◆ GOAL OF THE EXERCISE:
Look through the material beneath and copy each line with the word "unschuldig".

◆ MATERIAL FOR THIS TASK:

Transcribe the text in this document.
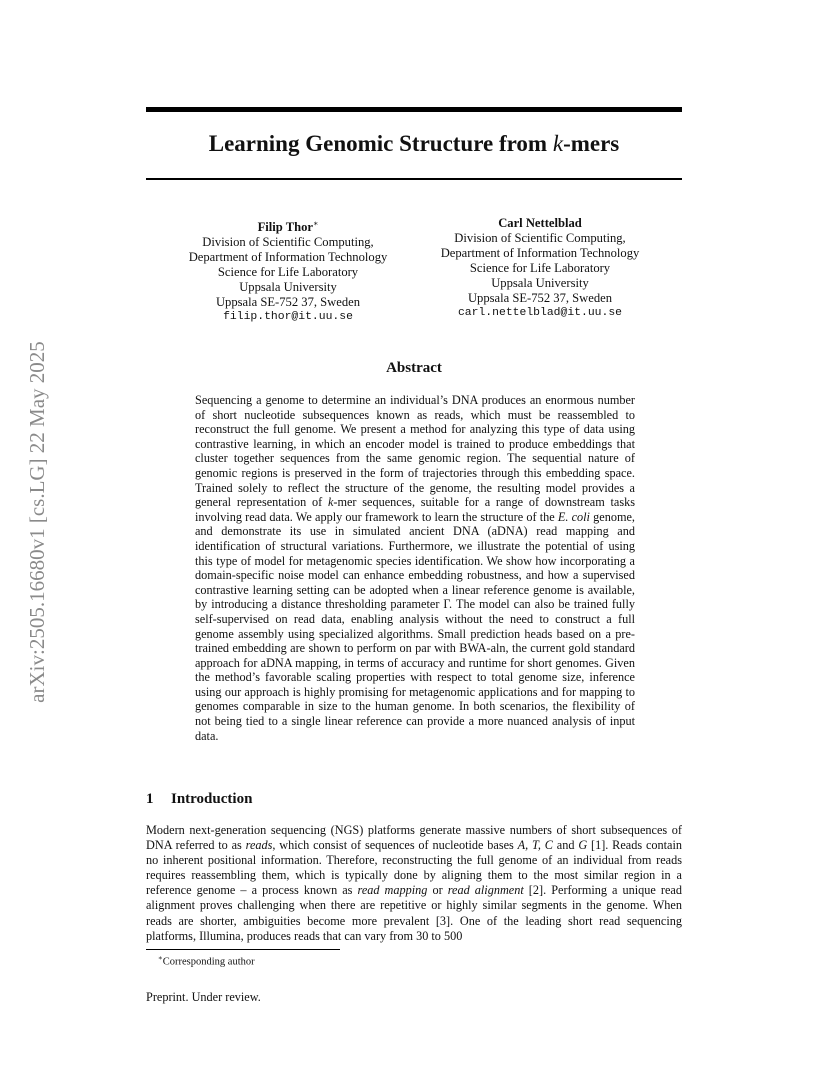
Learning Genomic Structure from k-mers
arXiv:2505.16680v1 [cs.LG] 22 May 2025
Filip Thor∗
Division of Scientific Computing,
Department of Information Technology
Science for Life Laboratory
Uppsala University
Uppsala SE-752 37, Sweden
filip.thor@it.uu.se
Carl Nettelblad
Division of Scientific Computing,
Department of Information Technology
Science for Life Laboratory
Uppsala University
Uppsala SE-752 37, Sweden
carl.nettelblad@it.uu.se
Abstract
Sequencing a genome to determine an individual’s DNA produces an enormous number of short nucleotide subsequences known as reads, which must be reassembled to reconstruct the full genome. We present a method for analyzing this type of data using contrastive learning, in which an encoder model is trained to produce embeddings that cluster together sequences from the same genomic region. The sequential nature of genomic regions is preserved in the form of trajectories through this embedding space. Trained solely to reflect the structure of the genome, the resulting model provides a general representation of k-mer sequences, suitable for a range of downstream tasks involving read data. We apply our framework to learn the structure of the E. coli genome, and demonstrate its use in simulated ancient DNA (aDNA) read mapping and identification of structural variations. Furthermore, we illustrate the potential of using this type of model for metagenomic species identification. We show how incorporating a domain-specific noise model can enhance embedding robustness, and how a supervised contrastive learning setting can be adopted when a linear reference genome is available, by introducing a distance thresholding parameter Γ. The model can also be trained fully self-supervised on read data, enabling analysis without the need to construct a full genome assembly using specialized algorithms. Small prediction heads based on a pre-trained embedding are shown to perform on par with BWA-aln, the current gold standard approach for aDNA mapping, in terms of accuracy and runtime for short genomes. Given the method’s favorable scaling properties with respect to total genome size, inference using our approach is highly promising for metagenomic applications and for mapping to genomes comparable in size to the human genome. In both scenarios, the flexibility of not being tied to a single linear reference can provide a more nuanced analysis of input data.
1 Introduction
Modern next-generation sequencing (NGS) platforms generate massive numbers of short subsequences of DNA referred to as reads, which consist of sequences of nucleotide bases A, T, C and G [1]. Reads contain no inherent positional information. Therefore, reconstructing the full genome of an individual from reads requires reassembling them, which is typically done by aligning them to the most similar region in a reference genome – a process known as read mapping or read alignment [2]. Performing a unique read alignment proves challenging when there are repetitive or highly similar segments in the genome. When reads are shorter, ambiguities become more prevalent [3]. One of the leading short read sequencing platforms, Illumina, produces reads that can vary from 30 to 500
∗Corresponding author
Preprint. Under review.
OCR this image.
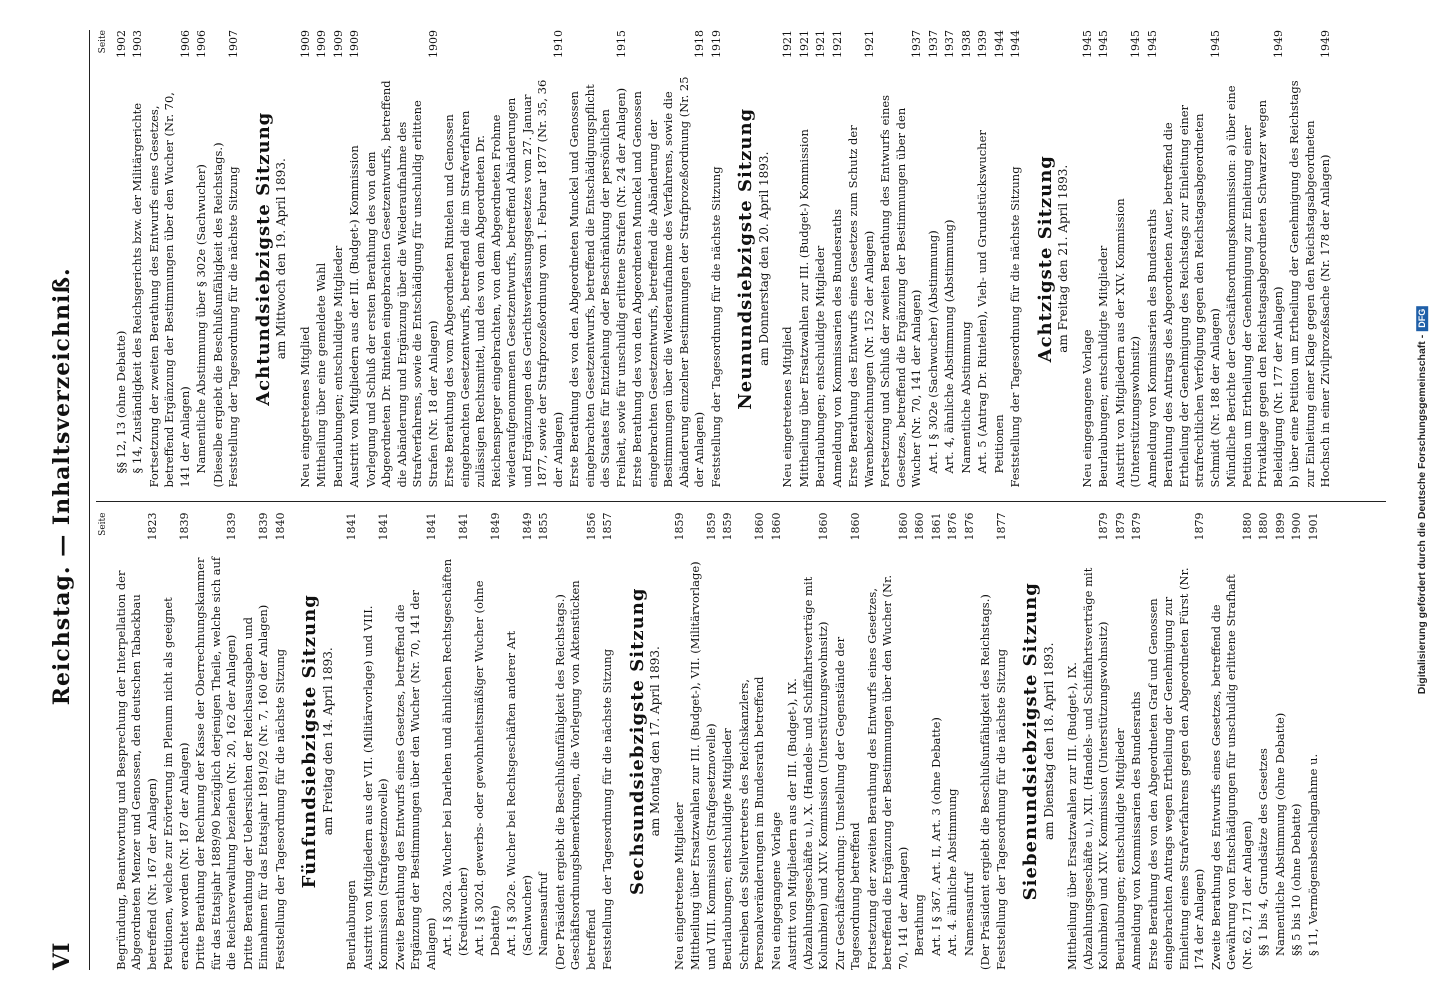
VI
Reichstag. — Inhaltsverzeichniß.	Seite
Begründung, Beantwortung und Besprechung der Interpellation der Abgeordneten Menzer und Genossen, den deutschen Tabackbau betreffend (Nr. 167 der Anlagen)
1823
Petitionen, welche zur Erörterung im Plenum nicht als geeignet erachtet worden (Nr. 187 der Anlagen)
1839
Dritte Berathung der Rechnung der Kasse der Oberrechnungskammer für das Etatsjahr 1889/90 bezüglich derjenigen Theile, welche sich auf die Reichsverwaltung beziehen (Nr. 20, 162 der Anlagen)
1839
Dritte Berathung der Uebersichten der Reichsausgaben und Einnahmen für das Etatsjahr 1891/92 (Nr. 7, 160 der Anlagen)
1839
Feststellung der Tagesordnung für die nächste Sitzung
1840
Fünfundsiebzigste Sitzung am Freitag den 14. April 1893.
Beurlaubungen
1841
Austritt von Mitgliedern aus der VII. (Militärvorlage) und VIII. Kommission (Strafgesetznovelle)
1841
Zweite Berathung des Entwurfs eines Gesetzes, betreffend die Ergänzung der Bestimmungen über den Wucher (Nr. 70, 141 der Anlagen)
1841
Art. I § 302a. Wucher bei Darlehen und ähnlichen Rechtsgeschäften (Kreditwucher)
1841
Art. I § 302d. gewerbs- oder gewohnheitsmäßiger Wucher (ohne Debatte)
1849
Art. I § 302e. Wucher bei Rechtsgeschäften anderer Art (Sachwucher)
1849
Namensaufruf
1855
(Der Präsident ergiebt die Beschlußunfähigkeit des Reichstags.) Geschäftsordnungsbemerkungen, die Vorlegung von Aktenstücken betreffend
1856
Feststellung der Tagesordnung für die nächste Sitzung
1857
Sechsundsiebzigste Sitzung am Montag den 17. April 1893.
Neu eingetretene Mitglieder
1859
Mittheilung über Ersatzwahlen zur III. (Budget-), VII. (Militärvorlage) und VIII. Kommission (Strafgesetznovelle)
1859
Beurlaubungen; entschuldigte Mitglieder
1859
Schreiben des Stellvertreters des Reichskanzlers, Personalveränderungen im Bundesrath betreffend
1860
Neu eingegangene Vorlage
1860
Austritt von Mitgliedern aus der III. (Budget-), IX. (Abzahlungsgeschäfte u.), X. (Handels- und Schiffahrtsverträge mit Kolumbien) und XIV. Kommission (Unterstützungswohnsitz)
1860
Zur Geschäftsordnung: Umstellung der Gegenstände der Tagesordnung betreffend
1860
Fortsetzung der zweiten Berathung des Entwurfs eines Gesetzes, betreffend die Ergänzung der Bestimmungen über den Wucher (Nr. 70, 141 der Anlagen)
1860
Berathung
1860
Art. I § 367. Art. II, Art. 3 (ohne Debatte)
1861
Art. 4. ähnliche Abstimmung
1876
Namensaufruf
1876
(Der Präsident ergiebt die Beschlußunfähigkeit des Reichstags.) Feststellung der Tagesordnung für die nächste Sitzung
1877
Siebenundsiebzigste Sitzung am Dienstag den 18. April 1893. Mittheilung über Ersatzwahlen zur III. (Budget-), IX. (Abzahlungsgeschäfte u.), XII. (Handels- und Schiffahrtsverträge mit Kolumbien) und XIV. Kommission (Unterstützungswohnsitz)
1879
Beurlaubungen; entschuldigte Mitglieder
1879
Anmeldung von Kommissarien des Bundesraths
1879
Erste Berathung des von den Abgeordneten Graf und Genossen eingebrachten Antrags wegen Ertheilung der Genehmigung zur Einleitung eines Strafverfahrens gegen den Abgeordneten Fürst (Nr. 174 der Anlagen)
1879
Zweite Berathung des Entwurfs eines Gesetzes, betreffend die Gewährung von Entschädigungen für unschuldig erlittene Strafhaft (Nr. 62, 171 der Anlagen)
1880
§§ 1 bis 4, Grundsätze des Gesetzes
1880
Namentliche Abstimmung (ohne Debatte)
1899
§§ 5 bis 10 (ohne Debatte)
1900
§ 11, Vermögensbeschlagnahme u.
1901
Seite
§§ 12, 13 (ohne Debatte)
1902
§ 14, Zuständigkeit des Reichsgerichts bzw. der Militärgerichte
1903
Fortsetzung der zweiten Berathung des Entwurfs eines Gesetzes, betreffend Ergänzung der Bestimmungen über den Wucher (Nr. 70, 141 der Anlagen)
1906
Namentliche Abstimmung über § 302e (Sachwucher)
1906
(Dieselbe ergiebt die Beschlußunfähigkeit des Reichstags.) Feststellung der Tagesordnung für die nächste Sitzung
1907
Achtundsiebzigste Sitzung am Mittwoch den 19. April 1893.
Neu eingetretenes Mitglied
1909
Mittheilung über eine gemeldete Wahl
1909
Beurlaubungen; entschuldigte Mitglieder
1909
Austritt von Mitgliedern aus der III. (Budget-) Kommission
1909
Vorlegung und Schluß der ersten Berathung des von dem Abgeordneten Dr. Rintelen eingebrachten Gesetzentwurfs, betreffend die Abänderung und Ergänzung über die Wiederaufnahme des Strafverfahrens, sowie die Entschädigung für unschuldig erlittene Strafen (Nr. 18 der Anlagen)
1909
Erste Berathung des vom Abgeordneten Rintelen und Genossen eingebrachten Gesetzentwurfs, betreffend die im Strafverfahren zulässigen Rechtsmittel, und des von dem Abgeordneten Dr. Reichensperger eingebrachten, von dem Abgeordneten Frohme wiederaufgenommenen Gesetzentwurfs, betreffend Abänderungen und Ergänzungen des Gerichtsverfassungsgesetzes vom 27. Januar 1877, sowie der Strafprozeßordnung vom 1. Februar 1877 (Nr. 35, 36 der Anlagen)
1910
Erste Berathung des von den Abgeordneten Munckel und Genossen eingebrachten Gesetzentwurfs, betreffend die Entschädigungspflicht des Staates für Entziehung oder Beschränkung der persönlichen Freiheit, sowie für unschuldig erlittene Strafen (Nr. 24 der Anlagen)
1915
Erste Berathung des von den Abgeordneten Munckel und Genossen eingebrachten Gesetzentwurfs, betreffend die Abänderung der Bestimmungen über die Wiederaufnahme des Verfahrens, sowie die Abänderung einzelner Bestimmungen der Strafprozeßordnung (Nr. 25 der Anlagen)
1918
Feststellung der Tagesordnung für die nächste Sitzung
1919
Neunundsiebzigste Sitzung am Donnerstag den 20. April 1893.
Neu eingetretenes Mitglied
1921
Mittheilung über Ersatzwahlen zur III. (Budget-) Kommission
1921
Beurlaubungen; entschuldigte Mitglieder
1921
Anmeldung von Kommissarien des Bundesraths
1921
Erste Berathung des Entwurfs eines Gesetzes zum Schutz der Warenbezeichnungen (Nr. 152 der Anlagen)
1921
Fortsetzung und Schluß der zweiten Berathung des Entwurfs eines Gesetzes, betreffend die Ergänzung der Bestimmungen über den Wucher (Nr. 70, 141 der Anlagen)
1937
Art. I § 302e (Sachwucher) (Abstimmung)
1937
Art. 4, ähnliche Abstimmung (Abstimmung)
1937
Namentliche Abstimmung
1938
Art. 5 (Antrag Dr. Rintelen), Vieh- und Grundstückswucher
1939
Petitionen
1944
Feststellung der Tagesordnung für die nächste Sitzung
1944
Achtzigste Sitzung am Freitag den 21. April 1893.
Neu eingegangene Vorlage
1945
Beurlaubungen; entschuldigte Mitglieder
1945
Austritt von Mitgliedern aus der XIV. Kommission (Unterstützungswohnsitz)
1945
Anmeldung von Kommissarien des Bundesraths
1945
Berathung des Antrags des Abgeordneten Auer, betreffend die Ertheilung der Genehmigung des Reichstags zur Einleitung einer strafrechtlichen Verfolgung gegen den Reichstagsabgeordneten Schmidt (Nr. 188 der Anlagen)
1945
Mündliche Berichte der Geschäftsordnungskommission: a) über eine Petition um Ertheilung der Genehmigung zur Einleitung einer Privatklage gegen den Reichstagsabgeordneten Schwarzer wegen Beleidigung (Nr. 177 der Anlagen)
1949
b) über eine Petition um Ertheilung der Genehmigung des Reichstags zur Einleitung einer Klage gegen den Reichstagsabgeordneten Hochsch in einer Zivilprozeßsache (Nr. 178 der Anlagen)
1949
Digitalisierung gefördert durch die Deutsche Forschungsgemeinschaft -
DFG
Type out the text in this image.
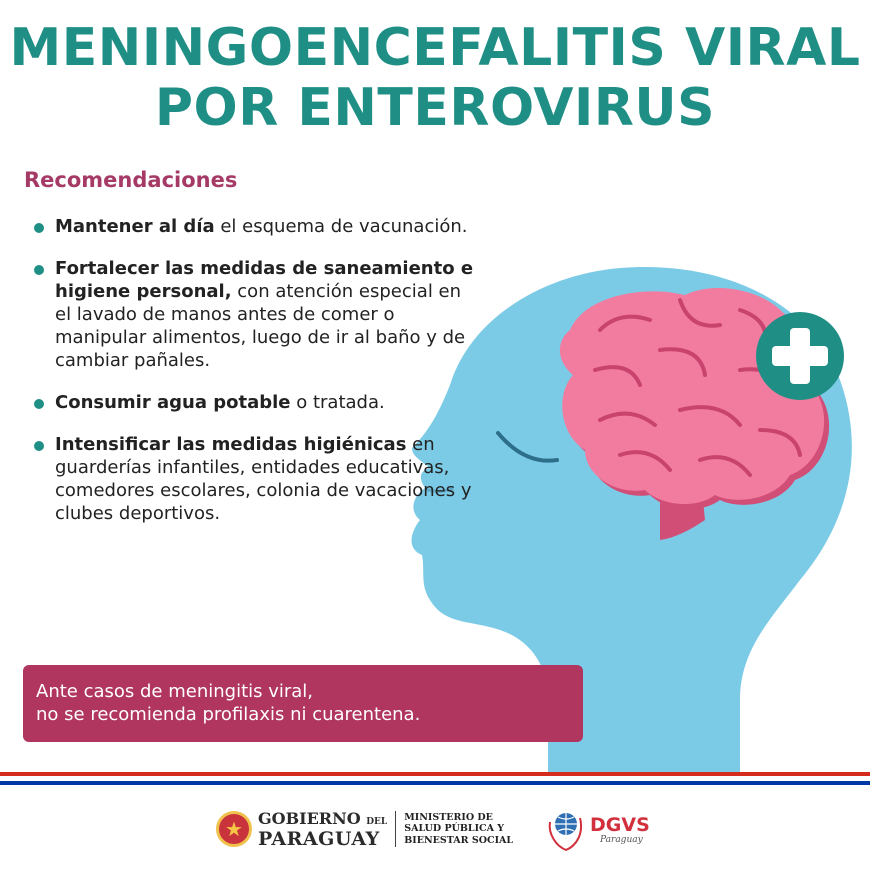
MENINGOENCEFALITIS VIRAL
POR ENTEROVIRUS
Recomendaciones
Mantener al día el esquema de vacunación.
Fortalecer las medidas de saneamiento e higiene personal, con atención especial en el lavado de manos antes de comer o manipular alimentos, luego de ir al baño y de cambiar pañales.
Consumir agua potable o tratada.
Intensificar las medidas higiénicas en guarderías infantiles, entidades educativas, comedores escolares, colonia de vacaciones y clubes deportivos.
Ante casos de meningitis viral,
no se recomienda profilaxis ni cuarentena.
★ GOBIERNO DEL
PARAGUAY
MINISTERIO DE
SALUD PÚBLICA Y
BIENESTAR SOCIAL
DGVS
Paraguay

◆ EXERCISE RESULT:
Zweite Berathung des Entwurfs eines Gesetzes, betreffend die Gewährung von Entschädigungen für unschuldig erlittene Strafhaft (Nr. 62, 171 der Anlagen)
Vorlegung und Schluß der ersten Berathung des von dem Abgeordneten Dr. Rintelen eingebrachten Gesetzentwurfs, betreffend die Abänderung und Ergänzung über die Wiederaufnahme des Strafverfahrens, sowie die Entschädigung für unschuldig erlittene Strafen (Nr. 18 der Anlagen)
Erste Berathung des von den Abgeordneten Munckel und Genossen eingebrachten Gesetzentwurfs, betreffend die Entschädigungspflicht des Staates für Entziehung oder Beschränkung der persönlichen Freiheit, sowie für unschuldig erlittene Strafen (Nr. 24 der Anlagen)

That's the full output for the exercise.